- Written instruction
Your task is to copy the listing exactly. Drop any pictures from the copy.

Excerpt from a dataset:
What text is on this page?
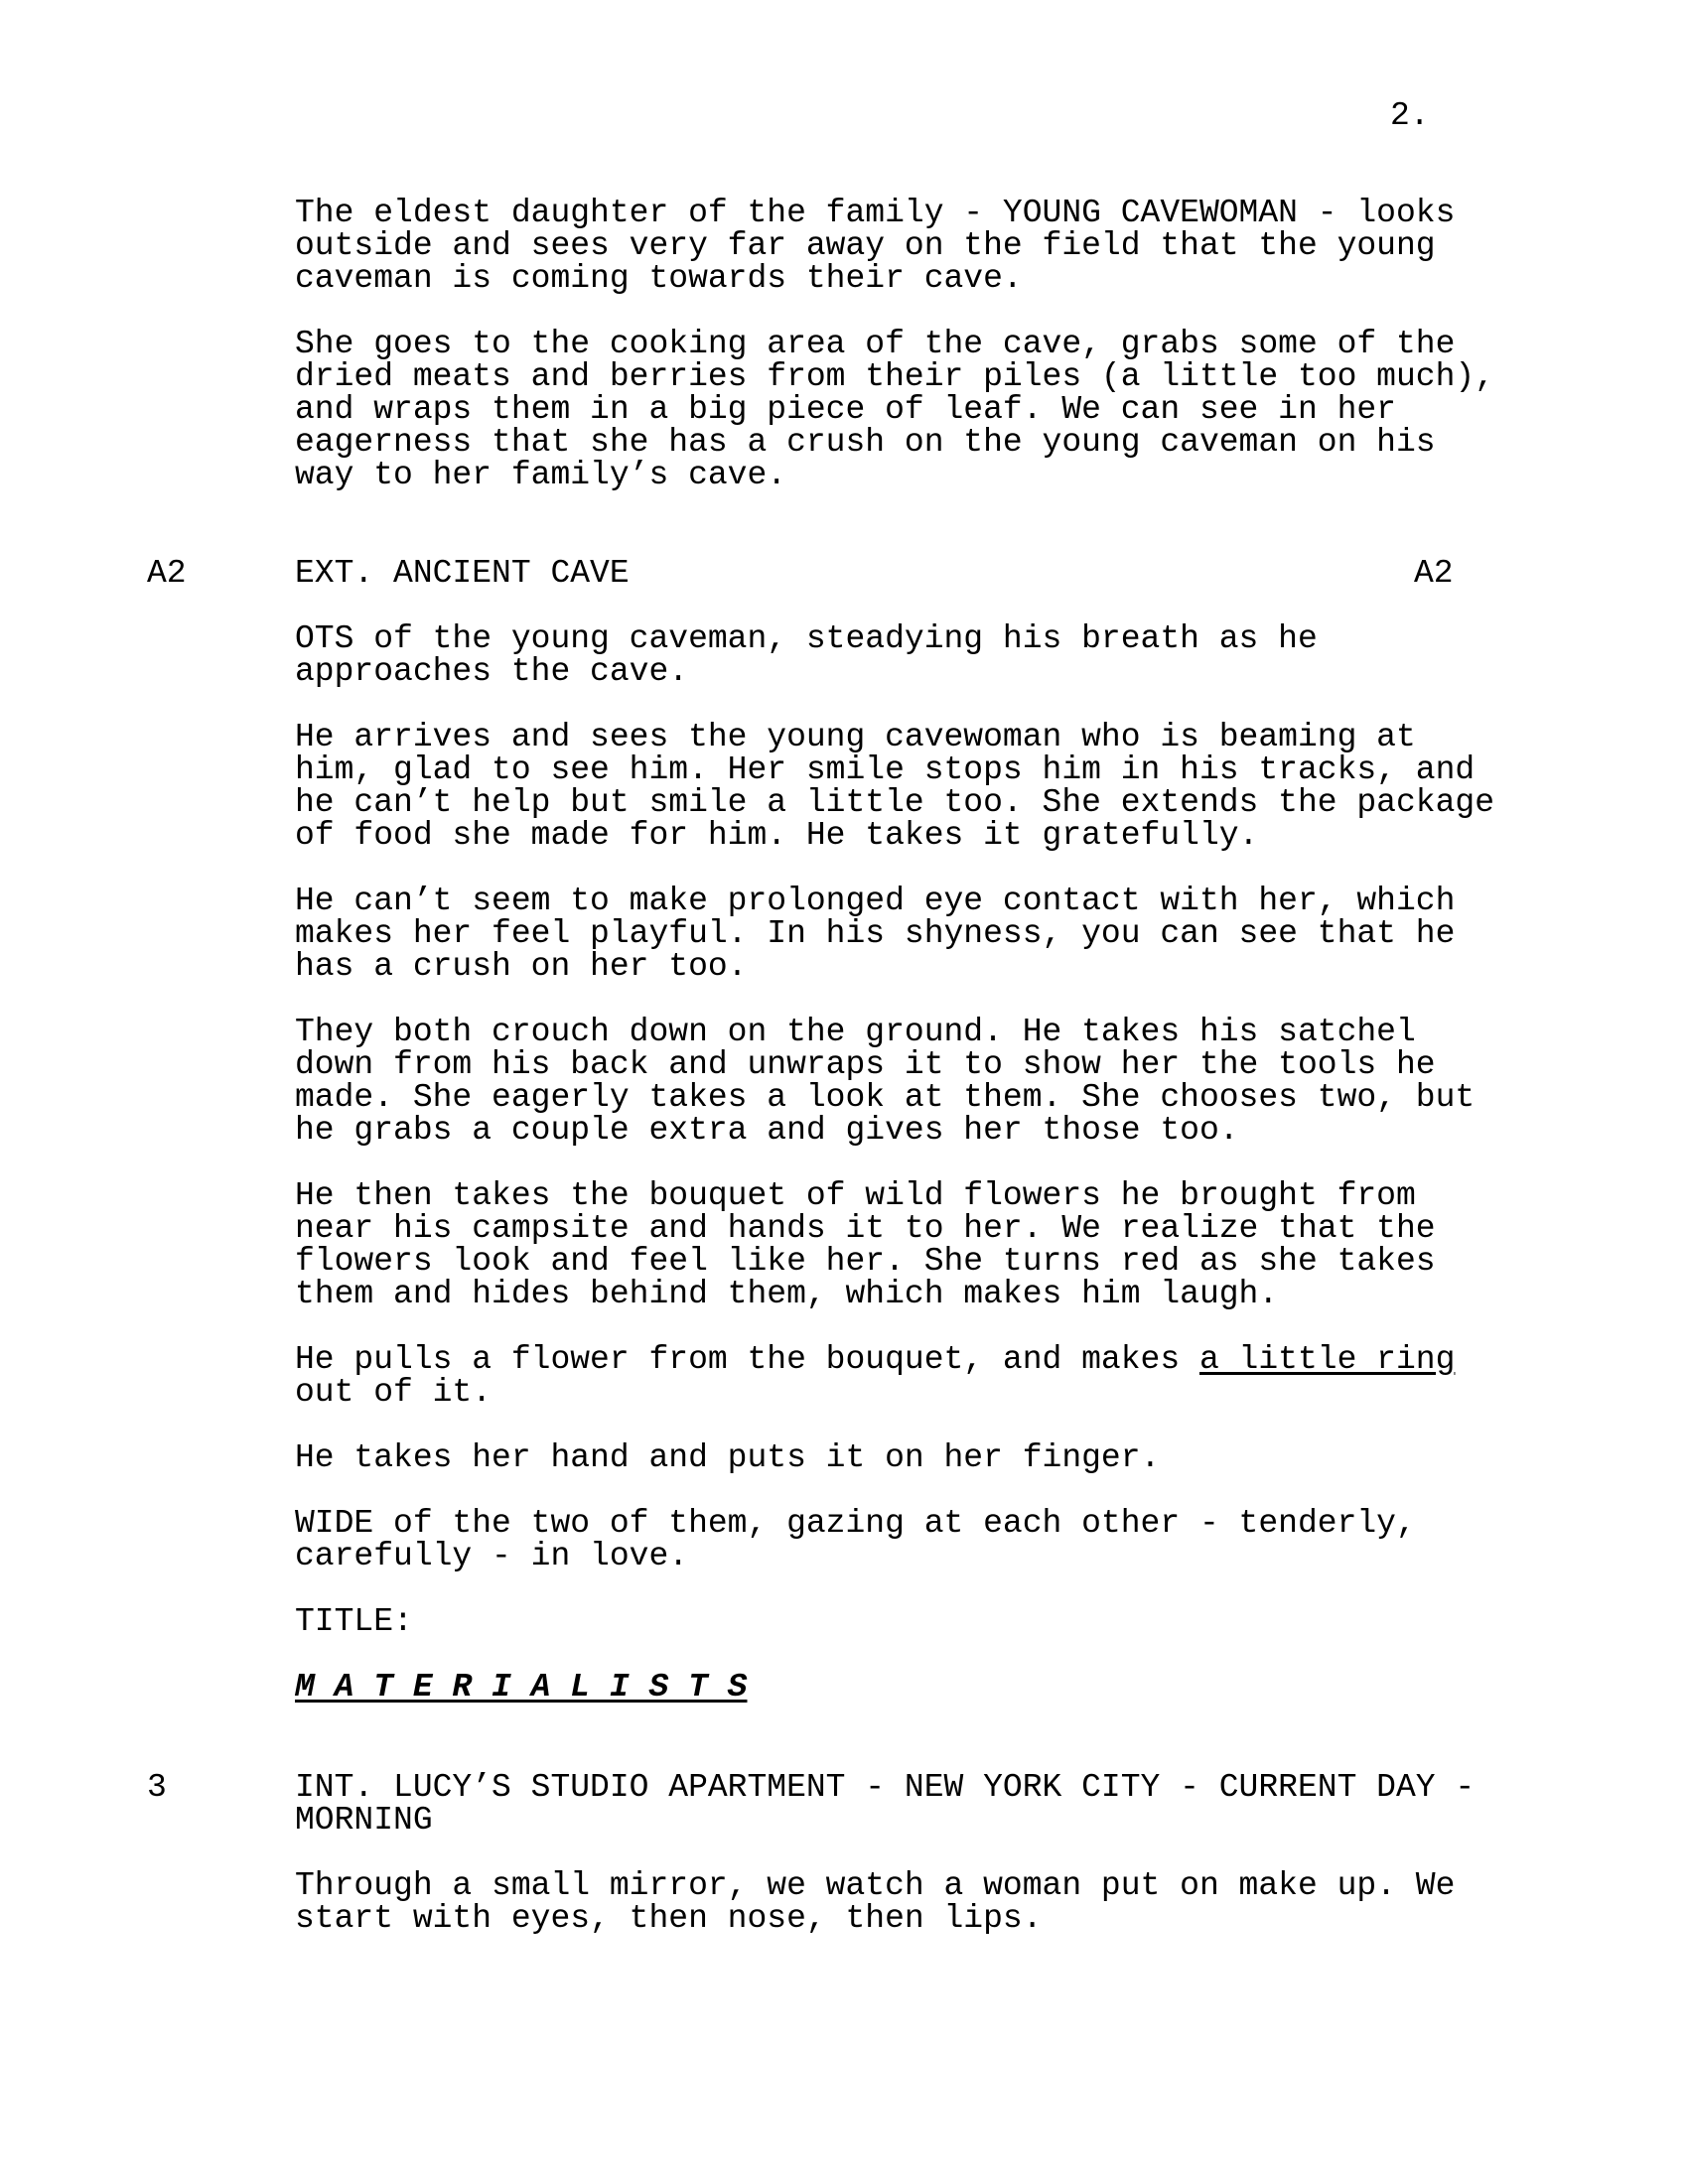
2.
The eldest daughter of the family - YOUNG CAVEWOMAN - looks
outside and sees very far away on the field that the young
caveman is coming towards their cave.
She goes to the cooking area of the cave, grabs some of the
dried meats and berries from their piles (a little too much),
and wraps them in a big piece of leaf. We can see in her
eagerness that she has a crush on the young caveman on his
way to her family’s cave.
A2	EXT. ANCIENT CAVE	A2
OTS of the young caveman, steadying his breath as he
approaches the cave.
He arrives and sees the young cavewoman who is beaming at
him, glad to see him. Her smile stops him in his tracks, and
he can’t help but smile a little too. She extends the package
of food she made for him. He takes it gratefully.
He can’t seem to make prolonged eye contact with her, which
makes her feel playful. In his shyness, you can see that he
has a crush on her too.
They both crouch down on the ground. He takes his satchel
down from his back and unwraps it to show her the tools he
made. She eagerly takes a look at them. She chooses two, but
he grabs a couple extra and gives her those too.
He then takes the bouquet of wild flowers he brought from
near his campsite and hands it to her. We realize that the
flowers look and feel like her. She turns red as she takes
them and hides behind them, which makes him laugh.
He pulls a flower from the bouquet, and makes a little ring
out of it.
He takes her hand and puts it on her finger.
WIDE of the two of them, gazing at each other - tenderly,
carefully - in love.
TITLE:
M A T E R I A L I S T S
3	INT. LUCY’S STUDIO APARTMENT - NEW YORK CITY - CURRENT DAY -
MORNING
Through a small mirror, we watch a woman put on make up. We
start with eyes, then nose, then lips.
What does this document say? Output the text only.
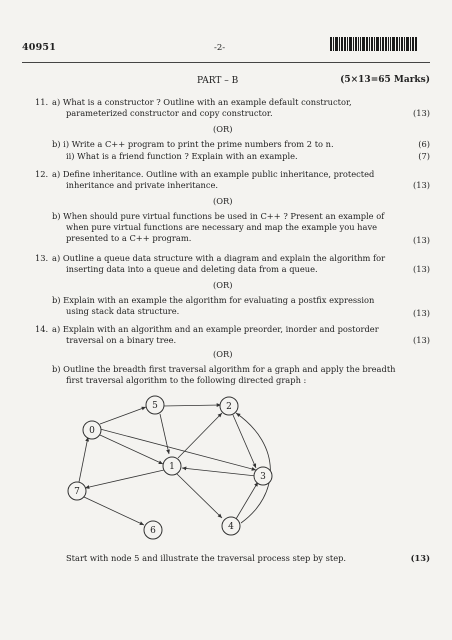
40951	-2-
PART – B	(5×13=65 Marks)
11. a) What is a constructor ? Outline with an example default constructor,
parameterized constructor and copy constructor.	(13)
(OR)
b) i) Write a C++ program to print the prime numbers from 2 to n.	(6)
ii) What is a friend function ? Explain with an example.	(7)
12. a) Define inheritance. Outline with an example public inheritance, protected
inheritance and private inheritance.	(13)
(OR)
b) When should pure virtual functions be used in C++ ? Present an example of
when pure virtual functions are necessary and map the example you have
presented to a C++ program.	(13)
13. a) Outline a queue data structure with a diagram and explain the algorithm for
inserting data into a queue and deleting data from a queue.	(13)
(OR)
b) Explain with an example the algorithm for evaluating a postfix expression
using stack data structure.	(13)
14. a) Explain with an algorithm and an example preorder, inorder and postorder
traversal on a binary tree.	(13)
(OR)
b) Outline the breadth first traversal algorithm for a graph and apply the breadth
first traversal algorithm to the following directed graph :
0
5	2
1
3
7
6	4
Start with node 5 and illustrate the traversal process step by step.	(13)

- Solution to the exercise
What text is on this page?
2.
The eldest daughter of the family - YOUNG CAVEWOMAN - looks
outside and sees very far away on the field that the young
caveman is coming towards their cave.
She goes to the cooking area of the cave, grabs some of the
dried meats and berries from their piles (a little too much),
and wraps them in a big piece of leaf. We can see in her
eagerness that she has a crush on the young caveman on his
way to her family’s cave.
A2	EXT. ANCIENT CAVE	A2
OTS of the young caveman, steadying his breath as he
approaches the cave.
He arrives and sees the young cavewoman who is beaming at
him, glad to see him. Her smile stops him in his tracks, and
he can’t help but smile a little too. She extends the package
of food she made for him. He takes it gratefully.
He can’t seem to make prolonged eye contact with her, which
makes her feel playful. In his shyness, you can see that he
has a crush on her too.
They both crouch down on the ground. He takes his satchel
down from his back and unwraps it to show her the tools he
made. She eagerly takes a look at them. She chooses two, but
he grabs a couple extra and gives her those too.
He then takes the bouquet of wild flowers he brought from
near his campsite and hands it to her. We realize that the
flowers look and feel like her. She turns red as she takes
them and hides behind them, which makes him laugh.
He pulls a flower from the bouquet, and makes a little ring
out of it.
He takes her hand and puts it on her finger.
WIDE of the two of them, gazing at each other - tenderly,
carefully - in love.
TITLE:
M A T E R I A L I S T S
3	INT. LUCY’S STUDIO APARTMENT - NEW YORK CITY - CURRENT DAY -
MORNING
Through a small mirror, we watch a woman put on make up. We
start with eyes, then nose, then lips.
What does this document say? Output the text only.
40951	-2-
PART – B	(5×13=65 Marks)
11. a) What is a constructor ? Outline with an example default constructor,
parameterized constructor and copy constructor.	(13)
(OR)
b) i) Write a C++ program to print the prime numbers from 2 to n.	(6)
ii) What is a friend function ? Explain with an example.	(7)
12. a) Define inheritance. Outline with an example public inheritance, protected
inheritance and private inheritance.	(13)
(OR)
b) When should pure virtual functions be used in C++ ? Present an example of
when pure virtual functions are necessary and map the example you have
presented to a C++ program.	(13)
13. a) Outline a queue data structure with a diagram and explain the algorithm for
inserting data into a queue and deleting data from a queue.	(13)
(OR)
b) Explain with an example the algorithm for evaluating a postfix expression
using stack data structure.	(13)
14. a) Explain with an algorithm and an example preorder, inorder and postorder
traversal on a binary tree.	(13)
(OR)
b) Outline the breadth first traversal algorithm for a graph and apply the breadth
first traversal algorithm to the following directed graph :
0
5	2
1
3
7
6	4
Start with node 5 and illustrate the traversal process step by step.	(13)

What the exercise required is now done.